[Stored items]
+++

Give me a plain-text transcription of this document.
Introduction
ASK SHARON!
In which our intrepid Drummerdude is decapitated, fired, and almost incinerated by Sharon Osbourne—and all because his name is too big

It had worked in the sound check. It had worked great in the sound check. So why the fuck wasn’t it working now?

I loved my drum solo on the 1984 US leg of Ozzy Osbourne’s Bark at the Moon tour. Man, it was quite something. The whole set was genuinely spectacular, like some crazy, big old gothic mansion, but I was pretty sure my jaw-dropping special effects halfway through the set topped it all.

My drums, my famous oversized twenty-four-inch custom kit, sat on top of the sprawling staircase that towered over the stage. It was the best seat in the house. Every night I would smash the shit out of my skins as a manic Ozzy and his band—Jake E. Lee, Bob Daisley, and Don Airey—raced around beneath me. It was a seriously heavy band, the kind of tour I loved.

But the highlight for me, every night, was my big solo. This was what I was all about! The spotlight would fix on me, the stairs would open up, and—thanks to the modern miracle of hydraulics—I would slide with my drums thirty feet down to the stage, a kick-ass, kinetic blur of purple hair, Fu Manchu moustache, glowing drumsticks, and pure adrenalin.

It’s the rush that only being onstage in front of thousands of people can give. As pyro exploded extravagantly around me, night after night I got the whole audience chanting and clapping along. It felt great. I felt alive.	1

+++

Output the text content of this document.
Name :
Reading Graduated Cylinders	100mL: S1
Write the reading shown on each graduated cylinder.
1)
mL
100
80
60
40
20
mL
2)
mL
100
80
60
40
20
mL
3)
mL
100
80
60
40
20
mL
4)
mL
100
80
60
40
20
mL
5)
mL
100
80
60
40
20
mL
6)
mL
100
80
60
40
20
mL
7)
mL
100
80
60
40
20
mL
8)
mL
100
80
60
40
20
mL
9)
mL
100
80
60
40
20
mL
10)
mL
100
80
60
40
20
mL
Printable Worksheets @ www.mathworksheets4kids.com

+++

◆ Goal ◆
Filter the listing above by the word "tour"; copy each line that passes.

◆ Correct output ◆
I loved my drum solo on the 1984 US leg of Ozzy Osbourne’s Bark at the Moon tour. Man, it was quite something. The whole set was genuinely spectacular, like some crazy, big old gothic mansion, but I was pretty sure my jaw-dropping special effects halfway through the set topped it all.
My drums, my famous oversized twenty-four-inch custom kit, sat on top of the sprawling staircase that towered over the stage. It was the best seat in the house. Every night I would smash the shit out of my skins as a manic Ozzy and his band—Jake E. Lee, Bob Daisley, and Don Airey—raced around beneath me. It was a seriously heavy band, the kind of tour I loved.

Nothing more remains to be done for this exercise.